Given data -
Begin

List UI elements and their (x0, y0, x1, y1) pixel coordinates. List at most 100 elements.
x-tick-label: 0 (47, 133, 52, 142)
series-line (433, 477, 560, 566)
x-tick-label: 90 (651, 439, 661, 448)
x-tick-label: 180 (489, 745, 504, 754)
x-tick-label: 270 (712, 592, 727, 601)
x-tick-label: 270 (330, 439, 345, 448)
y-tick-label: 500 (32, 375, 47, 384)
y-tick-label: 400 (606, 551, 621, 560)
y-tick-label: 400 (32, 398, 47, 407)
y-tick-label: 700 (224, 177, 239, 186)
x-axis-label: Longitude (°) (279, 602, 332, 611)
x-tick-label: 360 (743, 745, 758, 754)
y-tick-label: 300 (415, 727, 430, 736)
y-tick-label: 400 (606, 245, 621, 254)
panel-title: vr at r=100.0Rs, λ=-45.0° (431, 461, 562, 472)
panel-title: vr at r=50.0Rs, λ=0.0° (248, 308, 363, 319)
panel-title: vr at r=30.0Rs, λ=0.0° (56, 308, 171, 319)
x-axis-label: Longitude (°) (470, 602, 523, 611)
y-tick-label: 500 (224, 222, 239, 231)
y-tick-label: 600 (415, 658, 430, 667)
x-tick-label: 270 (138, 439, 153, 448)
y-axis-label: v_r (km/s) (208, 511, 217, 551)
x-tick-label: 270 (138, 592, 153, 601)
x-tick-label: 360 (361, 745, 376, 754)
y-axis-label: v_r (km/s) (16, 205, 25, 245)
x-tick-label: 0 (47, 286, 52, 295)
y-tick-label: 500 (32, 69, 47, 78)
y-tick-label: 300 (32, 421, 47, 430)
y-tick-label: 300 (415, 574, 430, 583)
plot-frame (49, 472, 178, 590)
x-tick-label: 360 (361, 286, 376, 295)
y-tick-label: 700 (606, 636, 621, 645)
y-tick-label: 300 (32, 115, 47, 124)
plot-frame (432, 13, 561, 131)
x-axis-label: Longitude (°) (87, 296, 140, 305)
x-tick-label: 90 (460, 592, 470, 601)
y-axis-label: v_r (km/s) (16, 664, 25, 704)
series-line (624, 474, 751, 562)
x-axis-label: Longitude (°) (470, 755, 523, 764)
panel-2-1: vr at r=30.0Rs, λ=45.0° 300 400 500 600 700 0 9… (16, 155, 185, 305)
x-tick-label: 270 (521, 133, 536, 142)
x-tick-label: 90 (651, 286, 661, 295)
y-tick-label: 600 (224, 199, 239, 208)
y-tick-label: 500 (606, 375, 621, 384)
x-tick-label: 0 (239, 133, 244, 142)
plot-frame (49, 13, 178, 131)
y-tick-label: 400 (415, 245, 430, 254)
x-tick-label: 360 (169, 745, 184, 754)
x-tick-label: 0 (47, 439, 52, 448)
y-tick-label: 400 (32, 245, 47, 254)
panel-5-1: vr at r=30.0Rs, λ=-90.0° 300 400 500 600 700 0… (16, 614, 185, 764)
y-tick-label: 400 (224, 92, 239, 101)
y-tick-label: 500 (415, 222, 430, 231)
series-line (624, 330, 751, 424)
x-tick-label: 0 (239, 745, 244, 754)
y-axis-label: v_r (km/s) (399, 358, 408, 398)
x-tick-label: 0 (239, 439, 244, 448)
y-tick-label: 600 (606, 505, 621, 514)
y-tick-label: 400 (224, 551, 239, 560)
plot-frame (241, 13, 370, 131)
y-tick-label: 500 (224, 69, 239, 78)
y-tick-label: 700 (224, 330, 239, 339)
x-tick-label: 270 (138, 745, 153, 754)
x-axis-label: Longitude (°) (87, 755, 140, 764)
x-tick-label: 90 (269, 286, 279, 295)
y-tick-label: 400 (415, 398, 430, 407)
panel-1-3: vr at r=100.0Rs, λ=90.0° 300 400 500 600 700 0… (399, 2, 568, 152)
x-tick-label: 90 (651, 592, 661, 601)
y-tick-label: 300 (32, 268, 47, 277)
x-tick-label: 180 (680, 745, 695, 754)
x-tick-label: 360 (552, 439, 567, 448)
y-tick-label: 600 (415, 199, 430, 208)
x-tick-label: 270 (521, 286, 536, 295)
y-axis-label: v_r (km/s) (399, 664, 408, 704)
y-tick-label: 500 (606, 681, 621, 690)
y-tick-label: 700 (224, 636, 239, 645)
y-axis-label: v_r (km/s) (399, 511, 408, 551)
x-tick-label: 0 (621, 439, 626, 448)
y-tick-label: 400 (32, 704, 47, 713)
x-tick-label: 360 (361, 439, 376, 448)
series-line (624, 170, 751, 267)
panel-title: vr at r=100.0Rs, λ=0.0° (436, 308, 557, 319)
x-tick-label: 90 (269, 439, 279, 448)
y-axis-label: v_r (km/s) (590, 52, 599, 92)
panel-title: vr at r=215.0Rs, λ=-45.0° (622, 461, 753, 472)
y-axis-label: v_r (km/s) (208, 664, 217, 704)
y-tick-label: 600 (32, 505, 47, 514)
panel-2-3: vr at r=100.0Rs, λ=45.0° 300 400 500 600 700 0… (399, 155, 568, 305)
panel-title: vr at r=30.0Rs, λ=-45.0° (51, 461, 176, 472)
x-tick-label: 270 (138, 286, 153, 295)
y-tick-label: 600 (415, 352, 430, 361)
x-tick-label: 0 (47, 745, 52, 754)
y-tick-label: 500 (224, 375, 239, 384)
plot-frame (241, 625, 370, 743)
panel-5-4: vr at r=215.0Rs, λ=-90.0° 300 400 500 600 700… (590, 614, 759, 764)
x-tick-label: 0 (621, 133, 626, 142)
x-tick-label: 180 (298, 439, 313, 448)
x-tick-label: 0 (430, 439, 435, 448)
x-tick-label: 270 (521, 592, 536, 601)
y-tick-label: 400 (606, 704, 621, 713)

End
Begin

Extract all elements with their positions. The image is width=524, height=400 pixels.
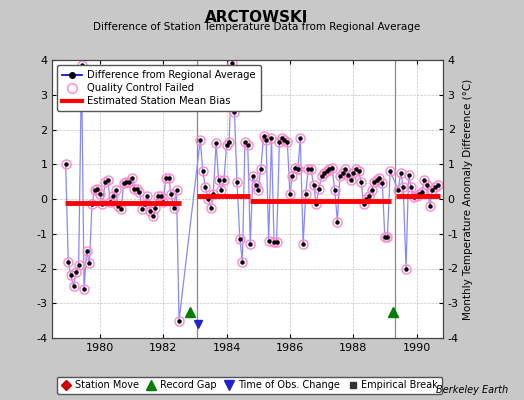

End

Do this - Copy out the lines word for word, from the line containing "List UI elements" through the line containing "y-tick-label: 400 (606, 551, 621, 560)", including both of those lines.

Correct result -
List UI elements and their (x0, y0, x1, y1) pixel coordinates. List at most 100 elements.
x-tick-label: 0 (47, 133, 52, 142)
series-line (433, 477, 560, 566)
x-tick-label: 90 (651, 439, 661, 448)
x-tick-label: 180 (489, 745, 504, 754)
x-tick-label: 270 (712, 592, 727, 601)
x-tick-label: 270 (330, 439, 345, 448)
y-tick-label: 500 (32, 375, 47, 384)
y-tick-label: 400 (606, 551, 621, 560)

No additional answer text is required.